** Exercise description **
Print the entries below in their entirety, exactly as they are written.

[Dataset listings of figures]

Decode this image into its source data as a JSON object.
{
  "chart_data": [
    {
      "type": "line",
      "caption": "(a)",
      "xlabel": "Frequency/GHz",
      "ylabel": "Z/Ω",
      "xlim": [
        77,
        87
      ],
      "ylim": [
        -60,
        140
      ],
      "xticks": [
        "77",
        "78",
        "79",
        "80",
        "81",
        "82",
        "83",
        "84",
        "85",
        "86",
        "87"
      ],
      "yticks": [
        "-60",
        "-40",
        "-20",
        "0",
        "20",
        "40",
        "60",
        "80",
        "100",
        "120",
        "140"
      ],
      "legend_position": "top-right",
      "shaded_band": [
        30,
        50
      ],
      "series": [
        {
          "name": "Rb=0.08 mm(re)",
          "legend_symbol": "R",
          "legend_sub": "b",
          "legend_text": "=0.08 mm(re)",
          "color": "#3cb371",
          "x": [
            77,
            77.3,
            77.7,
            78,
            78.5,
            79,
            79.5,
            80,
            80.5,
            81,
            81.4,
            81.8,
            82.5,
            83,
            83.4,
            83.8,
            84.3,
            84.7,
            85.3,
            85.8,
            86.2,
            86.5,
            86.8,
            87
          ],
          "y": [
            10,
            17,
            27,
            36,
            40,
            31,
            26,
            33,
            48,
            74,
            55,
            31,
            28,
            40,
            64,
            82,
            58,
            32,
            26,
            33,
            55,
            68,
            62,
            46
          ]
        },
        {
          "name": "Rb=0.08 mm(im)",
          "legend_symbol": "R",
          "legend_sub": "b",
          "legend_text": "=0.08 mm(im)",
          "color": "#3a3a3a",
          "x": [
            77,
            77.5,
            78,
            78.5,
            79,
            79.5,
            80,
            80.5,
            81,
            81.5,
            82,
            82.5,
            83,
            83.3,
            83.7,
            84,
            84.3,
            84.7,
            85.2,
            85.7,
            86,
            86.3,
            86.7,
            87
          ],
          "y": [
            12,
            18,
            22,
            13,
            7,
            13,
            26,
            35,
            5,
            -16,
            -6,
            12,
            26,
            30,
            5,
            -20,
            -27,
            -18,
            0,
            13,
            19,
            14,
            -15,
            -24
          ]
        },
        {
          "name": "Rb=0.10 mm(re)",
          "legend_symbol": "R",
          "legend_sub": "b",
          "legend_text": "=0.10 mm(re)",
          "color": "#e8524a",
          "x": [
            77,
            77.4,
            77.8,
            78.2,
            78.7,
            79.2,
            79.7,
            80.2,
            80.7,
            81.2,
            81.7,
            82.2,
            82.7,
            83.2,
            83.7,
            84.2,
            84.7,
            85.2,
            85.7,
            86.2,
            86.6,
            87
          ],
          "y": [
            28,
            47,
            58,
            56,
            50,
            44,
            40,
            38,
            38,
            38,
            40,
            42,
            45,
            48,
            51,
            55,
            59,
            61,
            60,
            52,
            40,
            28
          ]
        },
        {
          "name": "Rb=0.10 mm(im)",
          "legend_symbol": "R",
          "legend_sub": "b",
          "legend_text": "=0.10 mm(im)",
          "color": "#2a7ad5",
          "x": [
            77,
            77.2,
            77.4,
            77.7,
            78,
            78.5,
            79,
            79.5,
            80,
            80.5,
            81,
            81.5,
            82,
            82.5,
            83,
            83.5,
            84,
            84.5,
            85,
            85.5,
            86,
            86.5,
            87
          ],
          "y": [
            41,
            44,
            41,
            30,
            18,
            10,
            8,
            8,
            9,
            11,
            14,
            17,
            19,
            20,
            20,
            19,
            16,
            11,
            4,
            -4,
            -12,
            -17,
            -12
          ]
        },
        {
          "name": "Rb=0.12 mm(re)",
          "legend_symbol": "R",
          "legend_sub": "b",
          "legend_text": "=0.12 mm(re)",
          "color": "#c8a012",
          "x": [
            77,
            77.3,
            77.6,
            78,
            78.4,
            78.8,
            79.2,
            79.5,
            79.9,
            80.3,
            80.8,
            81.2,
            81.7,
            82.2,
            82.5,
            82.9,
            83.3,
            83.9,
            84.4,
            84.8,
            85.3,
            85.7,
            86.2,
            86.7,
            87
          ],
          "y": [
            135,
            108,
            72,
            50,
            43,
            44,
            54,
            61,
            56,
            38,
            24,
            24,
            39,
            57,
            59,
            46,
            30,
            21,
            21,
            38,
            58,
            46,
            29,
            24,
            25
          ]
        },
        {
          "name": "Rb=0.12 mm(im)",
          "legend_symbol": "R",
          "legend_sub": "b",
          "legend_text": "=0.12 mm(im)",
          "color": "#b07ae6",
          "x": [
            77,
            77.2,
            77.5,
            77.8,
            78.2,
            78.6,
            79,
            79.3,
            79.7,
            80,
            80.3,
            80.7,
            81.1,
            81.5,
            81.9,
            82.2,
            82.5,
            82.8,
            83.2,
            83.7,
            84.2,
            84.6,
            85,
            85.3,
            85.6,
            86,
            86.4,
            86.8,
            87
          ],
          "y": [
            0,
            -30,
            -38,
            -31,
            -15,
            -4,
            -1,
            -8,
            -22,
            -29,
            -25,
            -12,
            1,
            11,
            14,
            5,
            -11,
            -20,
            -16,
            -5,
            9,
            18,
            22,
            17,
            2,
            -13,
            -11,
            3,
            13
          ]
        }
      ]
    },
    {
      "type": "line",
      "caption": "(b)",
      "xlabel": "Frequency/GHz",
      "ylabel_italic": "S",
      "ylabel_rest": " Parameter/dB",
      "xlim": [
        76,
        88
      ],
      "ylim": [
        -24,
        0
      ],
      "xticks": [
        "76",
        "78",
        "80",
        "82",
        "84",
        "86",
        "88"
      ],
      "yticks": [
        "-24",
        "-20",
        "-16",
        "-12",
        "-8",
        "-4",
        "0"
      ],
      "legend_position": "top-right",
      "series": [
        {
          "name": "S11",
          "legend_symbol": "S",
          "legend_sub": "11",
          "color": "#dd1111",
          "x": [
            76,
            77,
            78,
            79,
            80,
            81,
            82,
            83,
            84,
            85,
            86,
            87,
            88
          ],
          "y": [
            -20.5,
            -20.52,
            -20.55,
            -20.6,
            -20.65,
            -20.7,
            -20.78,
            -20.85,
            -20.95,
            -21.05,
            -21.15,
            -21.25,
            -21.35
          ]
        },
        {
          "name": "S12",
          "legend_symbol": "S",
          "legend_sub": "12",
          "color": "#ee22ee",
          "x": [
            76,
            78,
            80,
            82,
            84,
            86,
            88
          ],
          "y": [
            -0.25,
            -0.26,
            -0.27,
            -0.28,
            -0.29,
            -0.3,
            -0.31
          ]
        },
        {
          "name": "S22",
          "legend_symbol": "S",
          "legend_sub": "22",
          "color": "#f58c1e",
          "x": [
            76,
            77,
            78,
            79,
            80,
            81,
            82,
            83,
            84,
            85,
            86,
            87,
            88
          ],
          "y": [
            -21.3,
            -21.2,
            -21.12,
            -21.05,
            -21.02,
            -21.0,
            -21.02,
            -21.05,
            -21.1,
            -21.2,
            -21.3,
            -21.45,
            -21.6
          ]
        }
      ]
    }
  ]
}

** Written answer **
Decode this image into its source data as a JSON object.
{
  "chart_data": [
    {
      "type": "line",
      "caption": "(a)",
      "xlabel": "Frequency/GHz",
      "ylabel": "Z/Ω",
      "xlim": [
        77,
        87
      ],
      "ylim": [
        -60,
        140
      ],
      "xticks": [
        "77",
        "78",
        "79",
        "80",
        "81",
        "82",
        "83",
        "84",
        "85",
        "86",
        "87"
      ],
      "yticks": [
        "-60",
        "-40",
        "-20",
        "0",
        "20",
        "40",
        "60",
        "80",
        "100",
        "120",
        "140"
      ],
      "legend_position": "top-right",
      "shaded_band": [
        30,
        50
      ],
      "series": [
        {
          "name": "Rb=0.08 mm(re)",
          "legend_symbol": "R",
          "legend_sub": "b",
          "legend_text": "=0.08 mm(re)",
          "color": "#3cb371",
          "x": [
            77,
            77.3,
            77.7,
            78,
            78.5,
            79,
            79.5,
            80,
            80.5,
            81,
            81.4,
            81.8,
            82.5,
            83,
            83.4,
            83.8,
            84.3,
            84.7,
            85.3,
            85.8,
            86.2,
            86.5,
            86.8,
            87
          ],
          "y": [
            10,
            17,
            27,
            36,
            40,
            31,
            26,
            33,
            48,
            74,
            55,
            31,
            28,
            40,
            64,
            82,
            58,
            32,
            26,
            33,
            55,
            68,
            62,
            46
          ]
        },
        {
          "name": "Rb=0.08 mm(im)",
          "legend_symbol": "R",
          "legend_sub": "b",
          "legend_text": "=0.08 mm(im)",
          "color": "#3a3a3a",
          "x": [
            77,
            77.5,
            78,
            78.5,
            79,
            79.5,
            80,
            80.5,
            81,
            81.5,
            82,
            82.5,
            83,
            83.3,
            83.7,
            84,
            84.3,
            84.7,
            85.2,
            85.7,
            86,
            86.3,
            86.7,
            87
          ],
          "y": [
            12,
            18,
            22,
            13,
            7,
            13,
            26,
            35,
            5,
            -16,
            -6,
            12,
            26,
            30,
            5,
            -20,
            -27,
            -18,
            0,
            13,
            19,
            14,
            -15,
            -24
          ]
        },
        {
          "name": "Rb=0.10 mm(re)",
          "legend_symbol": "R",
          "legend_sub": "b",
          "legend_text": "=0.10 mm(re)",
          "color": "#e8524a",
          "x": [
            77,
            77.4,
            77.8,
            78.2,
            78.7,
            79.2,
            79.7,
            80.2,
            80.7,
            81.2,
            81.7,
            82.2,
            82.7,
            83.2,
            83.7,
            84.2,
            84.7,
            85.2,
            85.7,
            86.2,
            86.6,
            87
          ],
          "y": [
            28,
            47,
            58,
            56,
            50,
            44,
            40,
            38,
            38,
            38,
            40,
            42,
            45,
            48,
            51,
            55,
            59,
            61,
            60,
            52,
            40,
            28
          ]
        },
        {
          "name": "Rb=0.10 mm(im)",
          "legend_symbol": "R",
          "legend_sub": "b",
          "legend_text": "=0.10 mm(im)",
          "color": "#2a7ad5",
          "x": [
            77,
            77.2,
            77.4,
            77.7,
            78,
            78.5,
            79,
            79.5,
            80,
            80.5,
            81,
            81.5,
            82,
            82.5,
            83,
            83.5,
            84,
            84.5,
            85,
            85.5,
            86,
            86.5,
            87
          ],
          "y": [
            41,
            44,
            41,
            30,
            18,
            10,
            8,
            8,
            9,
            11,
            14,
            17,
            19,
            20,
            20,
            19,
            16,
            11,
            4,
            -4,
            -12,
            -17,
            -12
          ]
        },
        {
          "name": "Rb=0.12 mm(re)",
          "legend_symbol": "R",
          "legend_sub": "b",
          "legend_text": "=0.12 mm(re)",
          "color": "#c8a012",
          "x": [
            77,
            77.3,
            77.6,
            78,
            78.4,
            78.8,
            79.2,
            79.5,
            79.9,
            80.3,
            80.8,
            81.2,
            81.7,
            82.2,
            82.5,
            82.9,
            83.3,
            83.9,
            84.4,
            84.8,
            85.3,
            85.7,
            86.2,
            86.7,
            87
          ],
          "y": [
            135,
            108,
            72,
            50,
            43,
            44,
            54,
            61,
            56,
            38,
            24,
            24,
            39,
            57,
            59,
            46,
            30,
            21,
            21,
            38,
            58,
            46,
            29,
            24,
            25
          ]
        },
        {
          "name": "Rb=0.12 mm(im)",
          "legend_symbol": "R",
          "legend_sub": "b",
          "legend_text": "=0.12 mm(im)",
          "color": "#b07ae6",
          "x": [
            77,
            77.2,
            77.5,
            77.8,
            78.2,
            78.6,
            79,
            79.3,
            79.7,
            80,
            80.3,
            80.7,
            81.1,
            81.5,
            81.9,
            82.2,
            82.5,
            82.8,
            83.2,
            83.7,
            84.2,
            84.6,
            85,
            85.3,
            85.6,
            86,
            86.4,
            86.8,
            87
          ],
          "y": [
            0,
            -30,
            -38,
            -31,
            -15,
            -4,
            -1,
            -8,
            -22,
            -29,
            -25,
            -12,
            1,
            11,
            14,
            5,
            -11,
            -20,
            -16,
            -5,
            9,
            18,
            22,
            17,
            2,
            -13,
            -11,
            3,
            13
          ]
        }
      ]
    },
    {
      "type": "line",
      "caption": "(b)",
      "xlabel": "Frequency/GHz",
      "ylabel_italic": "S",
      "ylabel_rest": " Parameter/dB",
      "xlim": [
        76,
        88
      ],
      "ylim": [
        -24,
        0
      ],
      "xticks": [
        "76",
        "78",
        "80",
        "82",
        "84",
        "86",
        "88"
      ],
      "yticks": [
        "-24",
        "-20",
        "-16",
        "-12",
        "-8",
        "-4",
        "0"
      ],
      "legend_position": "top-right",
      "series": [
        {
          "name": "S11",
          "legend_symbol": "S",
          "legend_sub": "11",
          "color": "#dd1111",
          "x": [
            76,
            77,
            78,
            79,
            80,
            81,
            82,
            83,
            84,
            85,
            86,
            87,
            88
          ],
          "y": [
            -20.5,
            -20.52,
            -20.55,
            -20.6,
            -20.65,
            -20.7,
            -20.78,
            -20.85,
            -20.95,
            -21.05,
            -21.15,
            -21.25,
            -21.35
          ]
        },
        {
          "name": "S12",
          "legend_symbol": "S",
          "legend_sub": "12",
          "color": "#ee22ee",
          "x": [
            76,
            78,
            80,
            82,
            84,
            86,
            88
          ],
          "y": [
            -0.25,
            -0.26,
            -0.27,
            -0.28,
            -0.29,
            -0.3,
            -0.31
          ]
        },
        {
          "name": "S22",
          "legend_symbol": "S",
          "legend_sub": "22",
          "color": "#f58c1e",
          "x": [
            76,
            77,
            78,
            79,
            80,
            81,
            82,
            83,
            84,
            85,
            86,
            87,
            88
          ],
          "y": [
            -21.3,
            -21.2,
            -21.12,
            -21.05,
            -21.02,
            -21.0,
            -21.02,
            -21.05,
            -21.1,
            -21.2,
            -21.3,
            -21.45,
            -21.6
          ]
        }
      ]
    }
  ]
}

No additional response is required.